### Goal of the exercise
Check every line of the entries below for the word "this", and copy the ones that have it.

### Dataset extract

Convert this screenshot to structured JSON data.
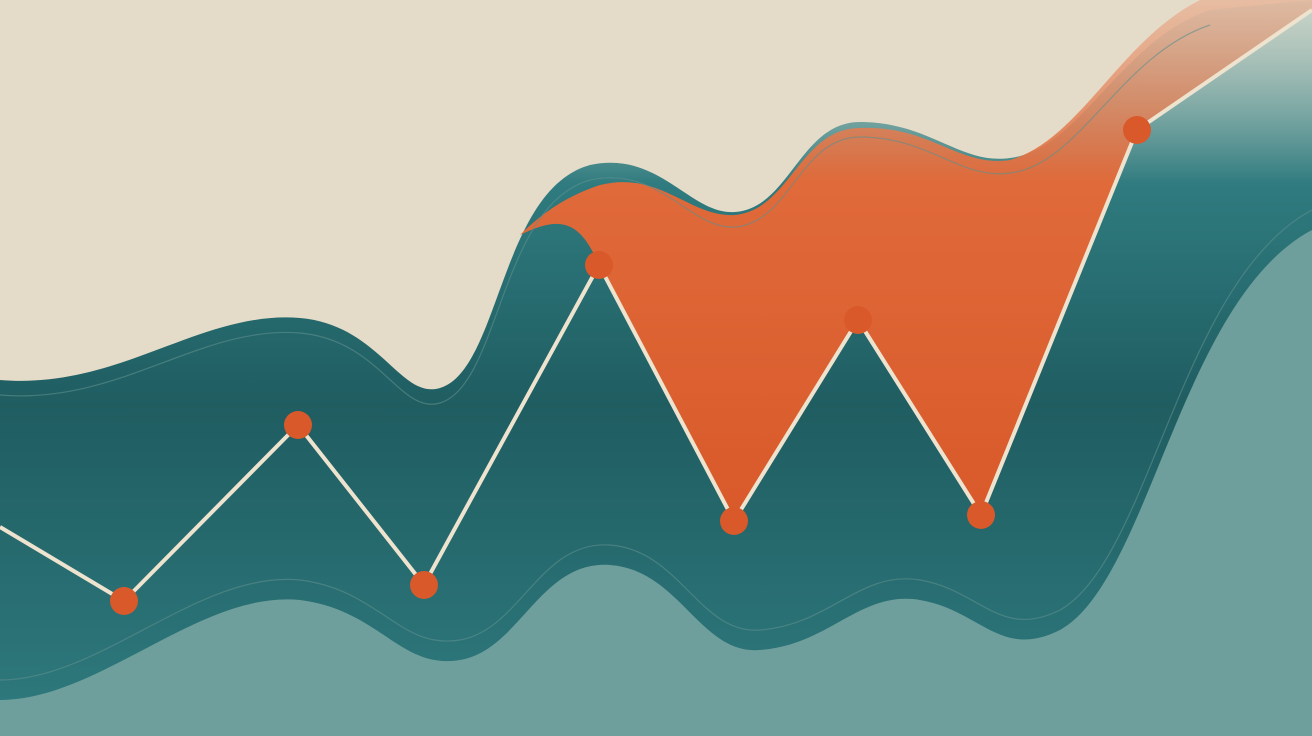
{
  "colors": {
    "background": "#e4dbc8",
    "teal_dark": "#1f5d61",
    "teal_mid": "#2f7b7f",
    "teal_light": "#6f9f9c",
    "orange": "#d9592a",
    "line": "#ede3cf",
    "marker": "#d9592a"
  },
  "markers": 8
}
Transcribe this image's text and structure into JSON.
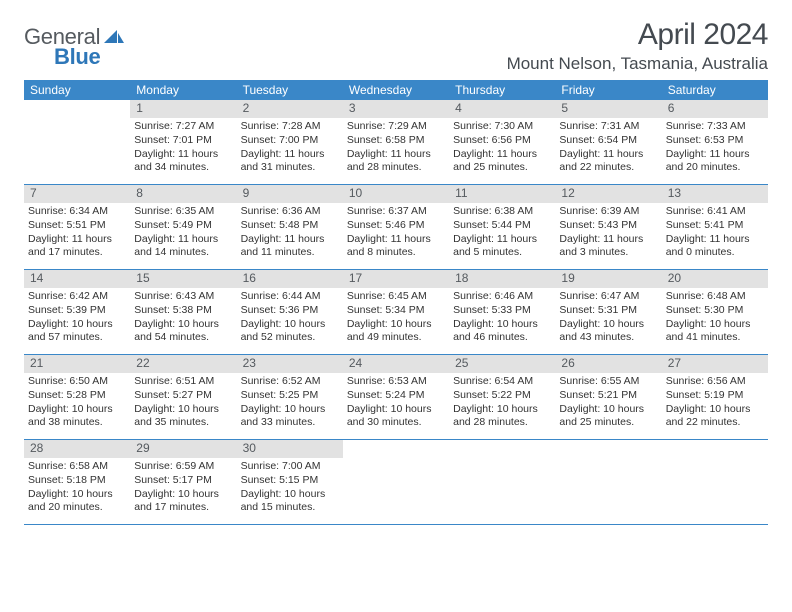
{
  "logo": {
    "text1": "General",
    "text2": "Blue"
  },
  "title": "April 2024",
  "location": "Mount Nelson, Tasmania, Australia",
  "colors": {
    "header_bg": "#3a87c8",
    "header_text": "#ffffff",
    "daynum_bg": "#e2e2e2",
    "daynum_text": "#555a5f",
    "body_text": "#333333",
    "rule": "#3a87c8",
    "logo_gray": "#555a5f",
    "logo_blue": "#2e77b8",
    "title_text": "#444a50"
  },
  "typography": {
    "title_fontsize": 30,
    "location_fontsize": 17,
    "weekday_fontsize": 12,
    "daynum_fontsize": 12,
    "body_fontsize": 10.5,
    "logo_fontsize": 22
  },
  "weekdays": [
    "Sunday",
    "Monday",
    "Tuesday",
    "Wednesday",
    "Thursday",
    "Friday",
    "Saturday"
  ],
  "weeks": [
    [
      null,
      {
        "n": "1",
        "sr": "Sunrise: 7:27 AM",
        "ss": "Sunset: 7:01 PM",
        "dl": "Daylight: 11 hours and 34 minutes."
      },
      {
        "n": "2",
        "sr": "Sunrise: 7:28 AM",
        "ss": "Sunset: 7:00 PM",
        "dl": "Daylight: 11 hours and 31 minutes."
      },
      {
        "n": "3",
        "sr": "Sunrise: 7:29 AM",
        "ss": "Sunset: 6:58 PM",
        "dl": "Daylight: 11 hours and 28 minutes."
      },
      {
        "n": "4",
        "sr": "Sunrise: 7:30 AM",
        "ss": "Sunset: 6:56 PM",
        "dl": "Daylight: 11 hours and 25 minutes."
      },
      {
        "n": "5",
        "sr": "Sunrise: 7:31 AM",
        "ss": "Sunset: 6:54 PM",
        "dl": "Daylight: 11 hours and 22 minutes."
      },
      {
        "n": "6",
        "sr": "Sunrise: 7:33 AM",
        "ss": "Sunset: 6:53 PM",
        "dl": "Daylight: 11 hours and 20 minutes."
      }
    ],
    [
      {
        "n": "7",
        "sr": "Sunrise: 6:34 AM",
        "ss": "Sunset: 5:51 PM",
        "dl": "Daylight: 11 hours and 17 minutes."
      },
      {
        "n": "8",
        "sr": "Sunrise: 6:35 AM",
        "ss": "Sunset: 5:49 PM",
        "dl": "Daylight: 11 hours and 14 minutes."
      },
      {
        "n": "9",
        "sr": "Sunrise: 6:36 AM",
        "ss": "Sunset: 5:48 PM",
        "dl": "Daylight: 11 hours and 11 minutes."
      },
      {
        "n": "10",
        "sr": "Sunrise: 6:37 AM",
        "ss": "Sunset: 5:46 PM",
        "dl": "Daylight: 11 hours and 8 minutes."
      },
      {
        "n": "11",
        "sr": "Sunrise: 6:38 AM",
        "ss": "Sunset: 5:44 PM",
        "dl": "Daylight: 11 hours and 5 minutes."
      },
      {
        "n": "12",
        "sr": "Sunrise: 6:39 AM",
        "ss": "Sunset: 5:43 PM",
        "dl": "Daylight: 11 hours and 3 minutes."
      },
      {
        "n": "13",
        "sr": "Sunrise: 6:41 AM",
        "ss": "Sunset: 5:41 PM",
        "dl": "Daylight: 11 hours and 0 minutes."
      }
    ],
    [
      {
        "n": "14",
        "sr": "Sunrise: 6:42 AM",
        "ss": "Sunset: 5:39 PM",
        "dl": "Daylight: 10 hours and 57 minutes."
      },
      {
        "n": "15",
        "sr": "Sunrise: 6:43 AM",
        "ss": "Sunset: 5:38 PM",
        "dl": "Daylight: 10 hours and 54 minutes."
      },
      {
        "n": "16",
        "sr": "Sunrise: 6:44 AM",
        "ss": "Sunset: 5:36 PM",
        "dl": "Daylight: 10 hours and 52 minutes."
      },
      {
        "n": "17",
        "sr": "Sunrise: 6:45 AM",
        "ss": "Sunset: 5:34 PM",
        "dl": "Daylight: 10 hours and 49 minutes."
      },
      {
        "n": "18",
        "sr": "Sunrise: 6:46 AM",
        "ss": "Sunset: 5:33 PM",
        "dl": "Daylight: 10 hours and 46 minutes."
      },
      {
        "n": "19",
        "sr": "Sunrise: 6:47 AM",
        "ss": "Sunset: 5:31 PM",
        "dl": "Daylight: 10 hours and 43 minutes."
      },
      {
        "n": "20",
        "sr": "Sunrise: 6:48 AM",
        "ss": "Sunset: 5:30 PM",
        "dl": "Daylight: 10 hours and 41 minutes."
      }
    ],
    [
      {
        "n": "21",
        "sr": "Sunrise: 6:50 AM",
        "ss": "Sunset: 5:28 PM",
        "dl": "Daylight: 10 hours and 38 minutes."
      },
      {
        "n": "22",
        "sr": "Sunrise: 6:51 AM",
        "ss": "Sunset: 5:27 PM",
        "dl": "Daylight: 10 hours and 35 minutes."
      },
      {
        "n": "23",
        "sr": "Sunrise: 6:52 AM",
        "ss": "Sunset: 5:25 PM",
        "dl": "Daylight: 10 hours and 33 minutes."
      },
      {
        "n": "24",
        "sr": "Sunrise: 6:53 AM",
        "ss": "Sunset: 5:24 PM",
        "dl": "Daylight: 10 hours and 30 minutes."
      },
      {
        "n": "25",
        "sr": "Sunrise: 6:54 AM",
        "ss": "Sunset: 5:22 PM",
        "dl": "Daylight: 10 hours and 28 minutes."
      },
      {
        "n": "26",
        "sr": "Sunrise: 6:55 AM",
        "ss": "Sunset: 5:21 PM",
        "dl": "Daylight: 10 hours and 25 minutes."
      },
      {
        "n": "27",
        "sr": "Sunrise: 6:56 AM",
        "ss": "Sunset: 5:19 PM",
        "dl": "Daylight: 10 hours and 22 minutes."
      }
    ],
    [
      {
        "n": "28",
        "sr": "Sunrise: 6:58 AM",
        "ss": "Sunset: 5:18 PM",
        "dl": "Daylight: 10 hours and 20 minutes."
      },
      {
        "n": "29",
        "sr": "Sunrise: 6:59 AM",
        "ss": "Sunset: 5:17 PM",
        "dl": "Daylight: 10 hours and 17 minutes."
      },
      {
        "n": "30",
        "sr": "Sunrise: 7:00 AM",
        "ss": "Sunset: 5:15 PM",
        "dl": "Daylight: 10 hours and 15 minutes."
      },
      null,
      null,
      null,
      null
    ]
  ]
}
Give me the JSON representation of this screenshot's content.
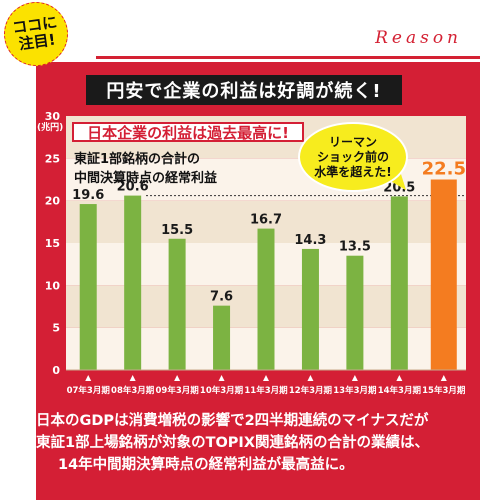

### Task answer
Convert this screenshot to structured JSON data.
Transcribe this image's text and structure into JSON.
Give me the JSON representation of this screenshot's content.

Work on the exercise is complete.